= Directions for this task =
Every line of the material is to be quoted verbatim, minus the pictures.

Dataset excerpts
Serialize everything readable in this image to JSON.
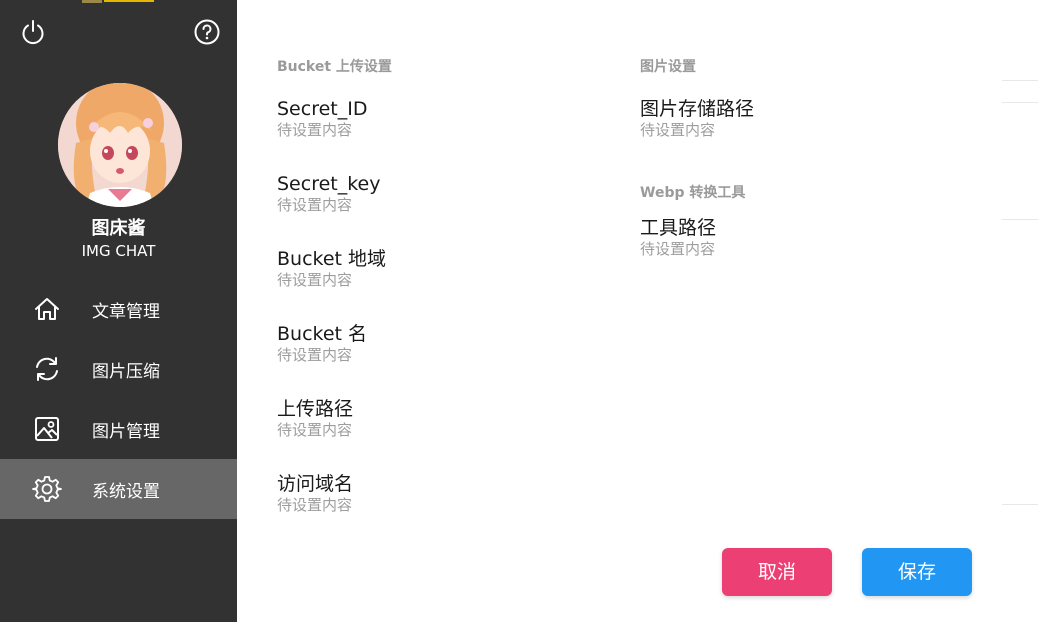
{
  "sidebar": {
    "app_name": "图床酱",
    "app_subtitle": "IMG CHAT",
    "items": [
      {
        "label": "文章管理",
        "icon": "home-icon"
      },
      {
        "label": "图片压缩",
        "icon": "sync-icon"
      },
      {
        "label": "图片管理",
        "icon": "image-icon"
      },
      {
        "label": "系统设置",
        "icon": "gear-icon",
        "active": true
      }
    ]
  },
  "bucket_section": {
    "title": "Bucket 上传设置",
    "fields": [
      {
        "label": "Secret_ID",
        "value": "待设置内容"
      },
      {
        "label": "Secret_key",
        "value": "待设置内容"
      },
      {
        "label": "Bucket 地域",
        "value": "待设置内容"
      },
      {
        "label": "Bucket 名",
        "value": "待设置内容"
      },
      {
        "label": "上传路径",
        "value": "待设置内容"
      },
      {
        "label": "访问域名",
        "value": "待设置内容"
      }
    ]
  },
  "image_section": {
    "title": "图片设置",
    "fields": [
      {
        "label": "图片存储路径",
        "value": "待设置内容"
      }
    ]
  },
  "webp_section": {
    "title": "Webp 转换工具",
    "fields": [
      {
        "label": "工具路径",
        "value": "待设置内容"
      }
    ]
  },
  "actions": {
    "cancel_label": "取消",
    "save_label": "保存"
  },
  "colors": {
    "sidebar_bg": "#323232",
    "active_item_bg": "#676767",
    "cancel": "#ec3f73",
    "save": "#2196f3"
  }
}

= Solution to this task =
Serialize everything readable in this image to JSON.
{
  "sidebar": {
    "app_name": "图床酱",
    "app_subtitle": "IMG CHAT",
    "items": [
      {
        "label": "文章管理",
        "icon": "home-icon"
      },
      {
        "label": "图片压缩",
        "icon": "sync-icon"
      },
      {
        "label": "图片管理",
        "icon": "image-icon"
      },
      {
        "label": "系统设置",
        "icon": "gear-icon",
        "active": true
      }
    ]
  },
  "bucket_section": {
    "title": "Bucket 上传设置",
    "fields": [
      {
        "label": "Secret_ID",
        "value": "待设置内容"
      },
      {
        "label": "Secret_key",
        "value": "待设置内容"
      },
      {
        "label": "Bucket 地域",
        "value": "待设置内容"
      },
      {
        "label": "Bucket 名",
        "value": "待设置内容"
      },
      {
        "label": "上传路径",
        "value": "待设置内容"
      },
      {
        "label": "访问域名",
        "value": "待设置内容"
      }
    ]
  },
  "image_section": {
    "title": "图片设置",
    "fields": [
      {
        "label": "图片存储路径",
        "value": "待设置内容"
      }
    ]
  },
  "webp_section": {
    "title": "Webp 转换工具",
    "fields": [
      {
        "label": "工具路径",
        "value": "待设置内容"
      }
    ]
  },
  "actions": {
    "cancel_label": "取消",
    "save_label": "保存"
  },
  "colors": {
    "sidebar_bg": "#323232",
    "active_item_bg": "#676767",
    "cancel": "#ec3f73",
    "save": "#2196f3"
  }
}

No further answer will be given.